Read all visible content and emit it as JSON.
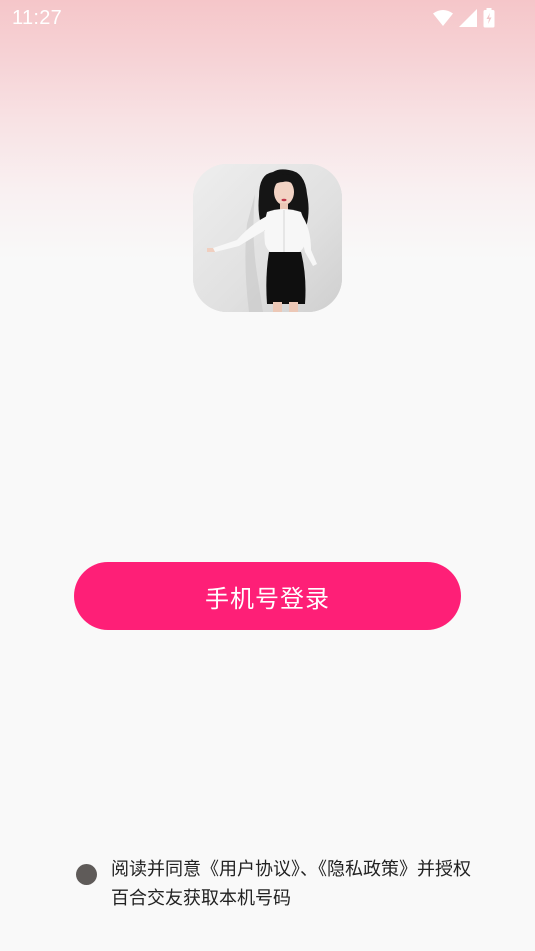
{
  "status_bar": {
    "time": "11:27",
    "icons": [
      "wifi-icon",
      "signal-icon",
      "battery-icon"
    ]
  },
  "app": {
    "avatar": "app-avatar-photo"
  },
  "login": {
    "phone_login_label": "手机号登录"
  },
  "agreement": {
    "checked": false,
    "prefix": "阅读并同意",
    "user_agreement": "《用户协议》",
    "separator": "、",
    "privacy_policy": "《隐私政策》",
    "suffix": "并授权百合交友获取本机号码"
  },
  "colors": {
    "accent": "#fe1f77",
    "background": "#f9f9f9",
    "header_gradient_top": "#f5c6c9",
    "checkbox": "#5f5b59"
  }
}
══════
▶ _Challenge_
Write out the full listing verbatim, excluding its pictures.

▶ _Expected answer_
Read all visible content and emit it as JSON.
{
  "status_bar": {
    "time": "11:27",
    "icons": [
      "wifi-icon",
      "signal-icon",
      "battery-icon"
    ]
  },
  "app": {
    "avatar": "app-avatar-photo"
  },
  "login": {
    "phone_login_label": "手机号登录"
  },
  "agreement": {
    "checked": false,
    "prefix": "阅读并同意",
    "user_agreement": "《用户协议》",
    "separator": "、",
    "privacy_policy": "《隐私政策》",
    "suffix": "并授权百合交友获取本机号码"
  },
  "colors": {
    "accent": "#fe1f77",
    "background": "#f9f9f9",
    "header_gradient_top": "#f5c6c9",
    "checkbox": "#5f5b59"
  }
}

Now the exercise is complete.